= Work to complete =
Set down every entry word for word. Omit the pictures.

Collected data entries:

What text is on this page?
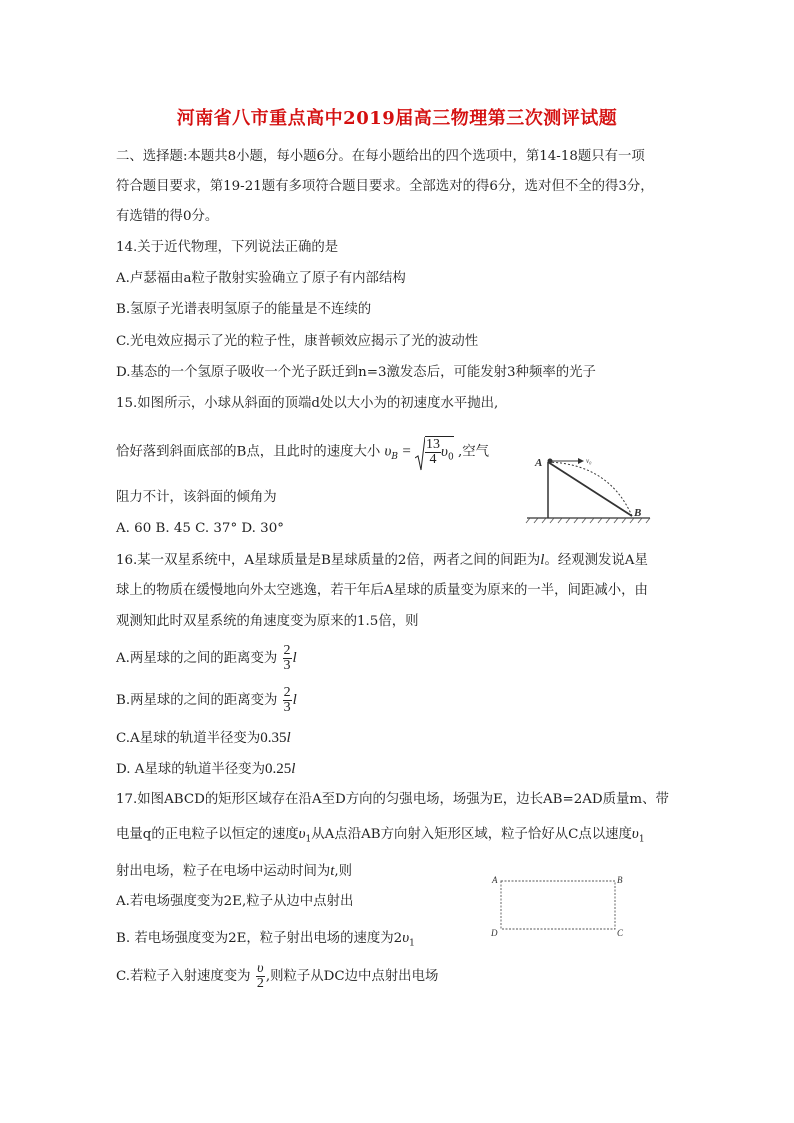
河南省八市重点高中2019届高三物理第三次测评试题
二、选择题:本题共8小题，每小题6分。在每小题给出的四个选项中，第14-18题只有一项
符合题目要求，第19-21题有多项符合题目要求。全部选对的得6分，选对但不全的得3分，
有选错的得0分。
14.关于近代物理，下列说法正确的是
A.卢瑟福由a粒子散射实验确立了原子有内部结构
B.氢原子光谱表明氢原子的能量是不连续的
C.光电效应揭示了光的粒子性，康普顿效应揭示了光的波动性
D.基态的一个氢原子吸收一个光子跃迁到n=3激发态后，可能发射3种频率的光子
15.如图所示，小球从斜面的顶端d处以大小为的初速度水平抛出,
恰好落到斜面底部的B点，且此时的速度大小 $\upsilon_B = \frac{13}{4} \upsilon_0$ ,空气
阻力不计，该斜面的倾角为
A. 60 B. 45 C. 37° D. 30°
A	v₀
B
16.某一双星系统中，A星球质量是B星球质量的2倍，两者之间的间距为l。经观测发说A星
球上的物质在缓慢地向外太空逃逸，若干年后A星球的质量变为原来的一半，间距减小，由
观测知此时双星系统的角速度变为原来的1.5倍，则
A.两星球的之间的距离变为 $\frac{2}{3}$ l
B.两星球的之间的距离变为 $\frac{2}{3}$ l
C.A星球的轨道半径变为0.35l
D. A星球的轨道半径变为0.25l
17.如图ABCD的矩形区域存在沿A至D方向的匀强电场，场强为E，边长AB=2AD质量m、带
电量q的正电粒子以恒定的速度$\upsilon_1$从A点沿AB方向射入矩形区域，粒子恰好从C点以速度$\upsilon_1$
射出电场，粒子在电场中运动时间为t,则
A.若电场强度变为2E,粒子从边中点射出
B. 若电场强度变为2E，粒子射出电场的速度为$2\upsilon_1$
C.若粒子入射速度变为 $\frac{\upsilon}{2}$ ,则粒子从DC边中点射出电场
A	B
C
D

= Exercise answer =
What text is on this page?
河南省八市重点高中2019届高三物理第三次测评试题
二、选择题:本题共8小题，每小题6分。在每小题给出的四个选项中，第14-18题只有一项
符合题目要求，第19-21题有多项符合题目要求。全部选对的得6分，选对但不全的得3分，
有选错的得0分。
14.关于近代物理，下列说法正确的是
A.卢瑟福由a粒子散射实验确立了原子有内部结构
B.氢原子光谱表明氢原子的能量是不连续的
C.光电效应揭示了光的粒子性，康普顿效应揭示了光的波动性
D.基态的一个氢原子吸收一个光子跃迁到n=3激发态后，可能发射3种频率的光子
15.如图所示，小球从斜面的顶端d处以大小为的初速度水平抛出,
恰好落到斜面底部的B点，且此时的速度大小 $\upsilon_B = \frac{13}{4} \upsilon_0$ ,空气
阻力不计，该斜面的倾角为
A. 60 B. 45 C. 37° D. 30°
A	v₀
B
16.某一双星系统中，A星球质量是B星球质量的2倍，两者之间的间距为l。经观测发说A星
球上的物质在缓慢地向外太空逃逸，若干年后A星球的质量变为原来的一半，间距减小，由
观测知此时双星系统的角速度变为原来的1.5倍，则
A.两星球的之间的距离变为 $\frac{2}{3}$ l
B.两星球的之间的距离变为 $\frac{2}{3}$ l
C.A星球的轨道半径变为0.35l
D. A星球的轨道半径变为0.25l
17.如图ABCD的矩形区域存在沿A至D方向的匀强电场，场强为E，边长AB=2AD质量m、带
电量q的正电粒子以恒定的速度$\upsilon_1$从A点沿AB方向射入矩形区域，粒子恰好从C点以速度$\upsilon_1$
射出电场，粒子在电场中运动时间为t,则
A.若电场强度变为2E,粒子从边中点射出
B. 若电场强度变为2E，粒子射出电场的速度为$2\upsilon_1$
C.若粒子入射速度变为 $\frac{\upsilon}{2}$ ,则粒子从DC边中点射出电场
A	B
C
D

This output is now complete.